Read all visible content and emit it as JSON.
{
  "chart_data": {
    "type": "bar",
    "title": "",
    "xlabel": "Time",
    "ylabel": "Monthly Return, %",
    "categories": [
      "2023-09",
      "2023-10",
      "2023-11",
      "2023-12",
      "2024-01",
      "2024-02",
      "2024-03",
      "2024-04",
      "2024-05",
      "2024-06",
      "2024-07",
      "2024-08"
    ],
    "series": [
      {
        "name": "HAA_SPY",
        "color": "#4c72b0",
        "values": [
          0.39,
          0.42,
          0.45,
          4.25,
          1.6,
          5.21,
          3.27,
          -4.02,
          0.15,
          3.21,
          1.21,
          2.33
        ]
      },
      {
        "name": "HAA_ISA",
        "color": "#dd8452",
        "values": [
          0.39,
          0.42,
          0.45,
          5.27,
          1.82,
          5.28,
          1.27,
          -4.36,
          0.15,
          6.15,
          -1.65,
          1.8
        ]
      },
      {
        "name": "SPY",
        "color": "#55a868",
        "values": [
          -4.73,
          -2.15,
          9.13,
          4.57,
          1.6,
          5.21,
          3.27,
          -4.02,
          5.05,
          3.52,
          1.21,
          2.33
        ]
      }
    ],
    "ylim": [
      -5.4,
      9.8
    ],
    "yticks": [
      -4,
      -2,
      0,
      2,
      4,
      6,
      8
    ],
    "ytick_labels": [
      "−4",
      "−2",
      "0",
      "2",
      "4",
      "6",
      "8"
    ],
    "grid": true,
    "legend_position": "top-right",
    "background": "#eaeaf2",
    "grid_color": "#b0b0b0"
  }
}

* * *

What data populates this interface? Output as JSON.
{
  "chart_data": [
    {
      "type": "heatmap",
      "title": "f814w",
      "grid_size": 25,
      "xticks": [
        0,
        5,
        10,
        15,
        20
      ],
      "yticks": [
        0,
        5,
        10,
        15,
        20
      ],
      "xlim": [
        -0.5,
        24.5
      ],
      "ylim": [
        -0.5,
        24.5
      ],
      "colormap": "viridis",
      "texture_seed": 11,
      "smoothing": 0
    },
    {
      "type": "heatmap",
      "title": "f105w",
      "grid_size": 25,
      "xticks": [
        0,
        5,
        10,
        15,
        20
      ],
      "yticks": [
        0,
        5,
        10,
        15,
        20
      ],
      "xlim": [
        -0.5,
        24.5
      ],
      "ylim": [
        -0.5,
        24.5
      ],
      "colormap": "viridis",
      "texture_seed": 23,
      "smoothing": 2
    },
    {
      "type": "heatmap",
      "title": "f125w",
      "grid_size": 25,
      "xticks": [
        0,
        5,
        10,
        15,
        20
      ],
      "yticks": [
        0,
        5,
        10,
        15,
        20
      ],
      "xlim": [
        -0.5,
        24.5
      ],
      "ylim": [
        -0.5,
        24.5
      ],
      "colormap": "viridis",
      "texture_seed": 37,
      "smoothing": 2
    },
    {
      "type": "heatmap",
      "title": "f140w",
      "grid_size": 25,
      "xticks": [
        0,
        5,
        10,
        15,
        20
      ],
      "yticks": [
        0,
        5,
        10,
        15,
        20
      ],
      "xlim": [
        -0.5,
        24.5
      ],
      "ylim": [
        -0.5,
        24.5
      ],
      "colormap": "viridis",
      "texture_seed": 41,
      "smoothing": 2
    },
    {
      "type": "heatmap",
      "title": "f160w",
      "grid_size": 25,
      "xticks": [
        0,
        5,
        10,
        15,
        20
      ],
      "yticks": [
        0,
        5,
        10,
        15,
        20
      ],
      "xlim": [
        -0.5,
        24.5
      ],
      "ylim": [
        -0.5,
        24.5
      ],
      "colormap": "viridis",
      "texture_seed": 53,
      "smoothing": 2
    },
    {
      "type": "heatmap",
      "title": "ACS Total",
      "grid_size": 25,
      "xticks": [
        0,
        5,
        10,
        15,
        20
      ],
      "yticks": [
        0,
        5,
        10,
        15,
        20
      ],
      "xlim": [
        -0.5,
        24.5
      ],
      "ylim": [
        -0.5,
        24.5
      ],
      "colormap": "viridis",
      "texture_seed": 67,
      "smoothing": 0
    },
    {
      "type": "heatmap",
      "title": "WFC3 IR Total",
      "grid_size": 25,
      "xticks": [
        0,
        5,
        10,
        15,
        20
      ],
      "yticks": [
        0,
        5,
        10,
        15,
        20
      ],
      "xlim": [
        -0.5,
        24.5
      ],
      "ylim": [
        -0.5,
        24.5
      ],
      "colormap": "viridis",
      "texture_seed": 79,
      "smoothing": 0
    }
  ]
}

* * *

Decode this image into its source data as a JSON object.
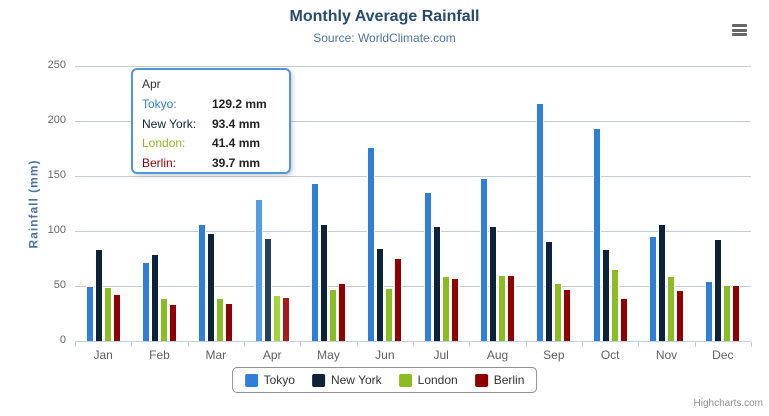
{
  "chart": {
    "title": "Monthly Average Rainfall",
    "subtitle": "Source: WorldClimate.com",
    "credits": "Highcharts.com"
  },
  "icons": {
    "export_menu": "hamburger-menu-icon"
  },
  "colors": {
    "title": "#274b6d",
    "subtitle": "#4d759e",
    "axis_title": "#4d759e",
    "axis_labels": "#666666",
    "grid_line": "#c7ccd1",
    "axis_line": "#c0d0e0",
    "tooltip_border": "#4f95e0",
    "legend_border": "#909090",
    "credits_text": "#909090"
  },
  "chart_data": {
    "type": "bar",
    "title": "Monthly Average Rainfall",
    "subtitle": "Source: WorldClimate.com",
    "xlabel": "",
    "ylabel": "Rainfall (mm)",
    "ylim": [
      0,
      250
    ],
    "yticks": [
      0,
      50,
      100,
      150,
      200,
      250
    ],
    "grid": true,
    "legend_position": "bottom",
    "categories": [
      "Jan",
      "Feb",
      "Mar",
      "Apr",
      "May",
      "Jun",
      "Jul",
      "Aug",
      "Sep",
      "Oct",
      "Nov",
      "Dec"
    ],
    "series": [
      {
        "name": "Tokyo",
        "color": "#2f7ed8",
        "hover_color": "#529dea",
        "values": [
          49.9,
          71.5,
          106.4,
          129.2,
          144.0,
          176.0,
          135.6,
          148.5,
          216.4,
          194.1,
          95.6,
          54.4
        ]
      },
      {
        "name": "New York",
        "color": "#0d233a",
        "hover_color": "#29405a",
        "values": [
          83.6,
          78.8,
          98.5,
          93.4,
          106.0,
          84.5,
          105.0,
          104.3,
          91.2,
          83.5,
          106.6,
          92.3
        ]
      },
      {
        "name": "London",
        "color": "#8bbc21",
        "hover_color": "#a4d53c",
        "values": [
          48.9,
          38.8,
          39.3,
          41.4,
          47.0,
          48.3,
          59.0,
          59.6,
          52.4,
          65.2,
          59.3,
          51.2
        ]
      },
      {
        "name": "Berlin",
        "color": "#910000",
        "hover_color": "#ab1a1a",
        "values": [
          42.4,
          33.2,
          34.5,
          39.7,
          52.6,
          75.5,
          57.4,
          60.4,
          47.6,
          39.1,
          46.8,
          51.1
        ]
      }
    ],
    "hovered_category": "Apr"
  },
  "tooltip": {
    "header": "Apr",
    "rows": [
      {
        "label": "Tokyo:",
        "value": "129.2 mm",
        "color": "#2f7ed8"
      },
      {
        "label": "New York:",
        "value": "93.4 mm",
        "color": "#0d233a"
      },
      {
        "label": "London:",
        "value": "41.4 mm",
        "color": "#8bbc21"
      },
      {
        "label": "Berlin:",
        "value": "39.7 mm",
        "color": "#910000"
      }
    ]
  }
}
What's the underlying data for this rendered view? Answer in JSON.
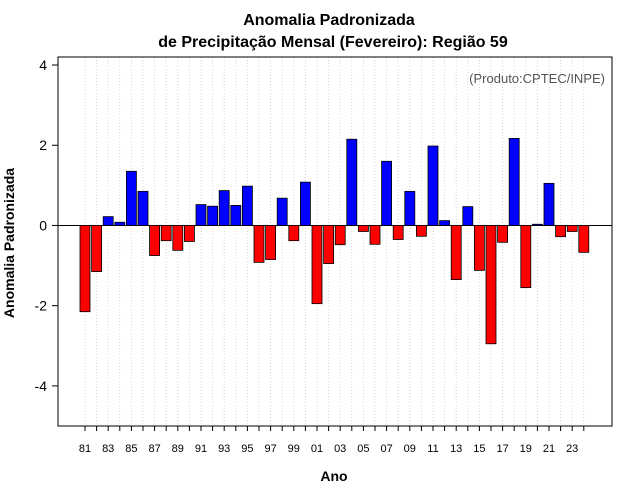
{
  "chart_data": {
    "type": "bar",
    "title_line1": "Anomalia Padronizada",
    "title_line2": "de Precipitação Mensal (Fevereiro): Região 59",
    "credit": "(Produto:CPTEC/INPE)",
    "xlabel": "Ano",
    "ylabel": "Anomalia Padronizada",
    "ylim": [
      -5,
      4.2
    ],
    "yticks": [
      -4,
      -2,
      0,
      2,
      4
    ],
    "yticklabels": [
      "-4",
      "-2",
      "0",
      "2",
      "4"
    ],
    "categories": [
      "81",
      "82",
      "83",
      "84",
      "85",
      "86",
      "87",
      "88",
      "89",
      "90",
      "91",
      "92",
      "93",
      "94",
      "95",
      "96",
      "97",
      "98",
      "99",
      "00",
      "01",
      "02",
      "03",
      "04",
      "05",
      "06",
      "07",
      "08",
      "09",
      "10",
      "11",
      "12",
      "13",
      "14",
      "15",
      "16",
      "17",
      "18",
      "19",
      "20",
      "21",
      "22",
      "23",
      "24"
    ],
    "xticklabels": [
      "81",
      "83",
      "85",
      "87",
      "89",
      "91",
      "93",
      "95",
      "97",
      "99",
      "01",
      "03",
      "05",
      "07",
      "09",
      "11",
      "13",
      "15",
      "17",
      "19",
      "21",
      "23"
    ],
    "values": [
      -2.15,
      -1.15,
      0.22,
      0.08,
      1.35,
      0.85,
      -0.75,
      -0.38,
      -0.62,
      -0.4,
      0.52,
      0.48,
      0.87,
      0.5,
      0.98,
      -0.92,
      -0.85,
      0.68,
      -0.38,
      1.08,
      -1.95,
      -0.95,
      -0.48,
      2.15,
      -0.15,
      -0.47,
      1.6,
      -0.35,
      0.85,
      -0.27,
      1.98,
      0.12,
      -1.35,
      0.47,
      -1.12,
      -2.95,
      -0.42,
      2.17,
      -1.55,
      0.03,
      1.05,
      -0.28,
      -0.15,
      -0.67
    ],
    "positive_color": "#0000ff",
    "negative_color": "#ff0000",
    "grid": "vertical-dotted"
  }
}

» **SET PROBLEM**: Copy out every line where the word "JSON" occurs.

» **TASK RESULT**:
Read all visible content and emit it as JSON.
What data populates this interface? Output as JSON.
Decode this image into its source data as a JSON object.
What's the underlying data for this rendered view? Answer in JSON.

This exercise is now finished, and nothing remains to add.